[start EXERCISE INPUT]
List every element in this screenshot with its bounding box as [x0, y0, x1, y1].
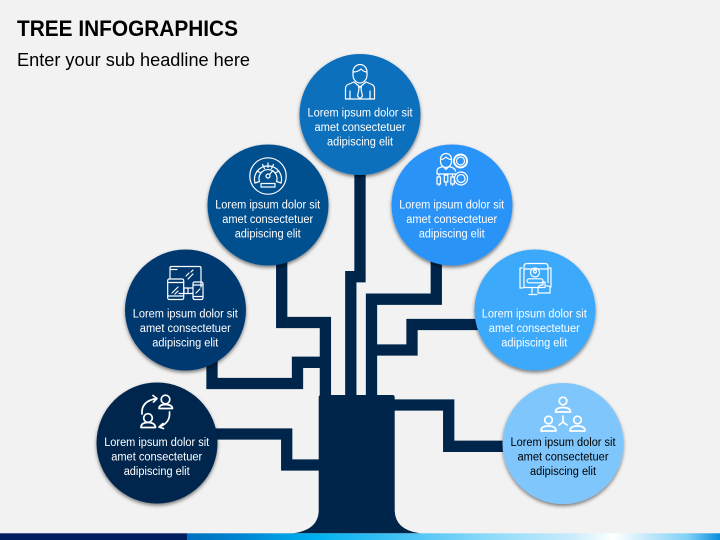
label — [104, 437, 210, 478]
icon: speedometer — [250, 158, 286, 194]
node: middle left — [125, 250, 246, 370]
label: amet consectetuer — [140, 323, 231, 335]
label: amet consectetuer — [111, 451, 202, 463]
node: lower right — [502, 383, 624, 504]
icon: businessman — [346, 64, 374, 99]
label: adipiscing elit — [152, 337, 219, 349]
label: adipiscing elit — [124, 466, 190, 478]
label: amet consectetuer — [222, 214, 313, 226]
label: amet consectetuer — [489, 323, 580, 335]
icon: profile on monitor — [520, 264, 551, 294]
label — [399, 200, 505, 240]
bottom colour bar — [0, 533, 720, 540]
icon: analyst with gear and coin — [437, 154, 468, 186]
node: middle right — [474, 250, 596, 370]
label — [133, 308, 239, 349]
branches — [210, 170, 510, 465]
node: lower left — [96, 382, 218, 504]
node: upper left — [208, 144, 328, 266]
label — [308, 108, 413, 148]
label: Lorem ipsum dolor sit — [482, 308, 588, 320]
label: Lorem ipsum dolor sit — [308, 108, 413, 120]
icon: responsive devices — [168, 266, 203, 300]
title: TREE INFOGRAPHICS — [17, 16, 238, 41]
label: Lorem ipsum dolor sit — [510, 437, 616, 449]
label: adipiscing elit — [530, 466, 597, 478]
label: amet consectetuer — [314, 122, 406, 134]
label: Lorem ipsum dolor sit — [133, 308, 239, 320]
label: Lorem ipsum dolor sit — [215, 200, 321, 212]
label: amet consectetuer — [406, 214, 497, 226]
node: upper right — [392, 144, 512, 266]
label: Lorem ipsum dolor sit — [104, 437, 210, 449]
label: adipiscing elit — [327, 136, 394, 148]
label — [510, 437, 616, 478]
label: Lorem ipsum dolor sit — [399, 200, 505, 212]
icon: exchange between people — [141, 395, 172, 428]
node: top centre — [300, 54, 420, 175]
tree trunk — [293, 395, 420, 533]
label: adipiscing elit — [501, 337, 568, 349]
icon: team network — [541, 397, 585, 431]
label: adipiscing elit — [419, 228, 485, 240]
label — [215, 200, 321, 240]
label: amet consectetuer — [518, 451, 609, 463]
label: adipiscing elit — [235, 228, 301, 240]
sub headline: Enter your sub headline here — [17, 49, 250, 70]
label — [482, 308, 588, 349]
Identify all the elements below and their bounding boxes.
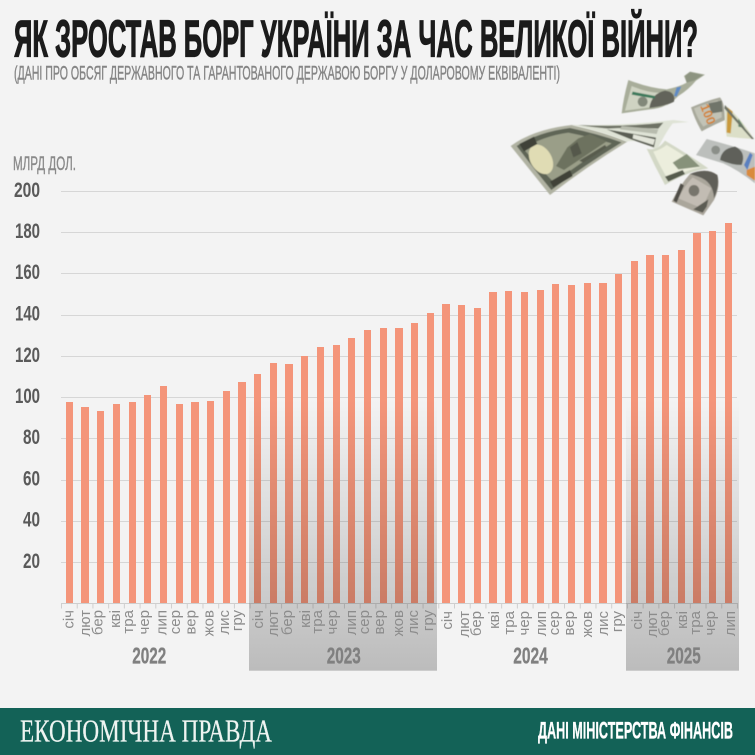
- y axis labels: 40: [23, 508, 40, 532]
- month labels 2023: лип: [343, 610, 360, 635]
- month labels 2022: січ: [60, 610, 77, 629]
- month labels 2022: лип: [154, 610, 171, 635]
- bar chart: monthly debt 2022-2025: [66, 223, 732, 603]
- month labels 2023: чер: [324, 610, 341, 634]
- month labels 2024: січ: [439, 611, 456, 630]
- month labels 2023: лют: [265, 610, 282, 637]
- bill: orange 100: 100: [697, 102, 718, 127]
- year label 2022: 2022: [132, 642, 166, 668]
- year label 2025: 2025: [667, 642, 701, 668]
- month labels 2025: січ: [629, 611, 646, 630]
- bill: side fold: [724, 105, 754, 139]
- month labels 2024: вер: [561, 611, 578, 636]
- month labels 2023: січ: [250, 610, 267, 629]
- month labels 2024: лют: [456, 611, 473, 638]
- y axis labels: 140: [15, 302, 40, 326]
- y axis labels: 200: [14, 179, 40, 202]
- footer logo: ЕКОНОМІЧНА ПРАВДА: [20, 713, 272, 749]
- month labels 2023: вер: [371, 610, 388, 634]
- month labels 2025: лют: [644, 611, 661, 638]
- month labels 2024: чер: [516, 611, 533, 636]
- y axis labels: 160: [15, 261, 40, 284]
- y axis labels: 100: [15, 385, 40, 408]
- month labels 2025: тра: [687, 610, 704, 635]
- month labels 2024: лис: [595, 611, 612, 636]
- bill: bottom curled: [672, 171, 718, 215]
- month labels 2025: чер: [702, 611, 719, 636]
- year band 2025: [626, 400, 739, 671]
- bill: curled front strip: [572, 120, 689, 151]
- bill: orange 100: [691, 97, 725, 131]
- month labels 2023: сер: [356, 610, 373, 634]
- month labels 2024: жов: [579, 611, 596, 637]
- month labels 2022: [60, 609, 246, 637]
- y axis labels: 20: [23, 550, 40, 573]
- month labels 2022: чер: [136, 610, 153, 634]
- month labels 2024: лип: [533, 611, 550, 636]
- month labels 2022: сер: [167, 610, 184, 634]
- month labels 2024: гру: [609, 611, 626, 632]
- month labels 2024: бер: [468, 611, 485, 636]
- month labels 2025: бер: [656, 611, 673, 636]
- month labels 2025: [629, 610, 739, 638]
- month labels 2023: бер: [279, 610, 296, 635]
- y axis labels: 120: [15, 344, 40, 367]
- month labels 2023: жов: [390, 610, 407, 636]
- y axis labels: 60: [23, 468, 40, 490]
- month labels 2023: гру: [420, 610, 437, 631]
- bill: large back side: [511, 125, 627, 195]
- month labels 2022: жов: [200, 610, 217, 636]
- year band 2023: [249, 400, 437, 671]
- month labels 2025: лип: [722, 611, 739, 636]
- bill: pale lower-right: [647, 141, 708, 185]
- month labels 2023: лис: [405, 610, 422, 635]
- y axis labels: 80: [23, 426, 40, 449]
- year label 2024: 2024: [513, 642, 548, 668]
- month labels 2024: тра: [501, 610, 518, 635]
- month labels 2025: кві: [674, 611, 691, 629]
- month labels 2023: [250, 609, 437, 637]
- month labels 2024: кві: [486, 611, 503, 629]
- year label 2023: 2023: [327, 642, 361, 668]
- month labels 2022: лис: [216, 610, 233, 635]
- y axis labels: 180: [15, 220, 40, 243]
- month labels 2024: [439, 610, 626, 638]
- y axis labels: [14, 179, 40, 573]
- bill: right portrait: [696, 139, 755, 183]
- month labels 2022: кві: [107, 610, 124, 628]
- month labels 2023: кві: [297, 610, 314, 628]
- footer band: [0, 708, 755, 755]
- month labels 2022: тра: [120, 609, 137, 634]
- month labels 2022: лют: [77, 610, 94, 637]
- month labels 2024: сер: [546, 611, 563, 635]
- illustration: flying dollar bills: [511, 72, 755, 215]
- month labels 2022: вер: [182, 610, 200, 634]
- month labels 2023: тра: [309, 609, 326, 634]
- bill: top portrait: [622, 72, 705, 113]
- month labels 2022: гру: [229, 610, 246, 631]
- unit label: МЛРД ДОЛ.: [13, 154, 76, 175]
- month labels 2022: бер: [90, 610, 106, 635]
[end EXERCISE INPUT]
Please rewrite all of the records, replacing "adipiscing elit" with "sed do eiusmod" wherever it appears and leaving everything else unchanged. Leave the pictures out of your answer.

- **RESULT**
List every element in this screenshot with its bounding box as [x0, y0, x1, y1].
label — [104, 437, 210, 478]
icon: speedometer — [250, 158, 286, 194]
node: middle left — [125, 250, 246, 370]
label: amet consectetuer — [140, 323, 231, 335]
label: amet consectetuer — [111, 451, 202, 463]
node: lower right — [502, 383, 624, 504]
icon: businessman — [346, 64, 374, 99]
label: sed do eiusmod — [152, 337, 219, 349]
label: sed do eiusmod — [124, 466, 190, 478]
label: amet consectetuer — [222, 214, 313, 226]
label: amet consectetuer — [489, 323, 580, 335]
icon: profile on monitor — [520, 264, 551, 294]
label — [399, 200, 505, 240]
bottom colour bar — [0, 533, 720, 540]
icon: analyst with gear and coin — [437, 154, 468, 186]
node: middle right — [474, 250, 596, 370]
label — [133, 308, 239, 349]
branches — [210, 170, 510, 465]
node: lower left — [96, 382, 218, 504]
node: upper left — [208, 144, 328, 266]
label — [308, 108, 413, 148]
label: Lorem ipsum dolor sit — [482, 308, 588, 320]
label: Lorem ipsum dolor sit — [308, 108, 413, 120]
icon: responsive devices — [168, 266, 203, 300]
title: TREE INFOGRAPHICS — [17, 16, 238, 41]
label: Lorem ipsum dolor sit — [510, 437, 616, 449]
label: sed do eiusmod — [530, 466, 597, 478]
label: amet consectetuer — [314, 122, 406, 134]
label: Lorem ipsum dolor sit — [133, 308, 239, 320]
label: Lorem ipsum dolor sit — [215, 200, 321, 212]
label: amet consectetuer — [406, 214, 497, 226]
node: upper right — [392, 144, 512, 266]
label: Lorem ipsum dolor sit — [104, 437, 210, 449]
label: sed do eiusmod — [327, 136, 394, 148]
label — [510, 437, 616, 478]
label: Lorem ipsum dolor sit — [399, 200, 505, 212]
icon: exchange between people — [141, 395, 172, 428]
node: top centre — [300, 54, 420, 175]
tree trunk — [293, 395, 420, 533]
label: sed do eiusmod — [501, 337, 568, 349]
icon: team network — [541, 397, 585, 431]
label: sed do eiusmod — [419, 228, 485, 240]
label — [215, 200, 321, 240]
label: amet consectetuer — [518, 451, 609, 463]
label: sed do eiusmod — [235, 228, 301, 240]
sub headline: Enter your sub headline here — [17, 49, 250, 70]
label — [482, 308, 588, 349]
Identify all the elements below and their bounding boxes.
- y axis labels: 40: [23, 508, 40, 532]
- month labels 2023: лип: [343, 610, 360, 635]
- month labels 2022: січ: [60, 610, 77, 629]
- month labels 2022: лип: [154, 610, 171, 635]
- bar chart: monthly debt 2022-2025: [66, 223, 732, 603]
- month labels 2023: чер: [324, 610, 341, 634]
- month labels 2024: січ: [439, 611, 456, 630]
- month labels 2023: лют: [265, 610, 282, 637]
- bill: orange 100: 100: [697, 102, 718, 127]
- year label 2022: 2022: [132, 642, 166, 668]
- year label 2025: 2025: [667, 642, 701, 668]
- month labels 2025: січ: [629, 611, 646, 630]
- bill: side fold: [724, 105, 754, 139]
- month labels 2024: вер: [561, 611, 578, 636]
- month labels 2023: січ: [250, 610, 267, 629]
- month labels 2024: лют: [456, 611, 473, 638]
- y axis labels: 140: [15, 302, 40, 326]
- y axis labels: 200: [14, 179, 40, 202]
- footer logo: ЕКОНОМІЧНА ПРАВДА: [20, 713, 272, 749]
- month labels 2023: вер: [371, 610, 388, 634]
- month labels 2025: лют: [644, 611, 661, 638]
- month labels 2024: чер: [516, 611, 533, 636]
- y axis labels: 160: [15, 261, 40, 284]
- y axis labels: 100: [15, 385, 40, 408]
- month labels 2025: тра: [687, 610, 704, 635]
- month labels 2024: лис: [595, 611, 612, 636]
- bill: bottom curled: [672, 171, 718, 215]
- month labels 2025: чер: [702, 611, 719, 636]
- year band 2025: [626, 400, 739, 671]
- bill: curled front strip: [572, 120, 689, 151]
- bill: orange 100: [691, 97, 725, 131]
- month labels 2023: сер: [356, 610, 373, 634]
- month labels 2024: жов: [579, 611, 596, 637]
- month labels 2022: [60, 609, 246, 637]
- y axis labels: 20: [23, 550, 40, 573]
- month labels 2022: чер: [136, 610, 153, 634]
- month labels 2024: лип: [533, 611, 550, 636]
- month labels 2022: сер: [167, 610, 184, 634]
- month labels 2024: гру: [609, 611, 626, 632]
- month labels 2024: бер: [468, 611, 485, 636]
- month labels 2025: бер: [656, 611, 673, 636]
- month labels 2025: [629, 610, 739, 638]
- month labels 2023: бер: [279, 610, 296, 635]
- y axis labels: 120: [15, 344, 40, 367]
- month labels 2023: жов: [390, 610, 407, 636]
- y axis labels: 60: [23, 468, 40, 490]
- month labels 2023: гру: [420, 610, 437, 631]
- bill: large back side: [511, 125, 627, 195]
- month labels 2022: жов: [200, 610, 217, 636]
- year band 2023: [249, 400, 437, 671]
- month labels 2025: лип: [722, 611, 739, 636]
- bill: pale lower-right: [647, 141, 708, 185]
- month labels 2023: лис: [405, 610, 422, 635]
- y axis labels: 80: [23, 426, 40, 449]
- year label 2024: 2024: [513, 642, 548, 668]
- month labels 2024: тра: [501, 610, 518, 635]
- month labels 2025: кві: [674, 611, 691, 629]
- month labels 2023: [250, 609, 437, 637]
- month labels 2024: кві: [486, 611, 503, 629]
- year label 2023: 2023: [327, 642, 361, 668]
- month labels 2022: лис: [216, 610, 233, 635]
- y axis labels: 180: [15, 220, 40, 243]
- month labels 2024: [439, 610, 626, 638]
- y axis labels: [14, 179, 40, 573]
- bill: right portrait: [696, 139, 755, 183]
- month labels 2022: кві: [107, 610, 124, 628]
- month labels 2023: кві: [297, 610, 314, 628]
- footer band: [0, 708, 755, 755]
- month labels 2022: тра: [120, 609, 137, 634]
- month labels 2022: лют: [77, 610, 94, 637]
- month labels 2024: сер: [546, 611, 563, 635]
- illustration: flying dollar bills: [511, 72, 755, 215]
- month labels 2022: вер: [182, 610, 200, 634]
- month labels 2023: тра: [309, 609, 326, 634]
- bill: top portrait: [622, 72, 705, 113]
- month labels 2022: гру: [229, 610, 246, 631]
- unit label: МЛРД ДОЛ.: [13, 154, 76, 175]
- month labels 2022: бер: [90, 610, 106, 635]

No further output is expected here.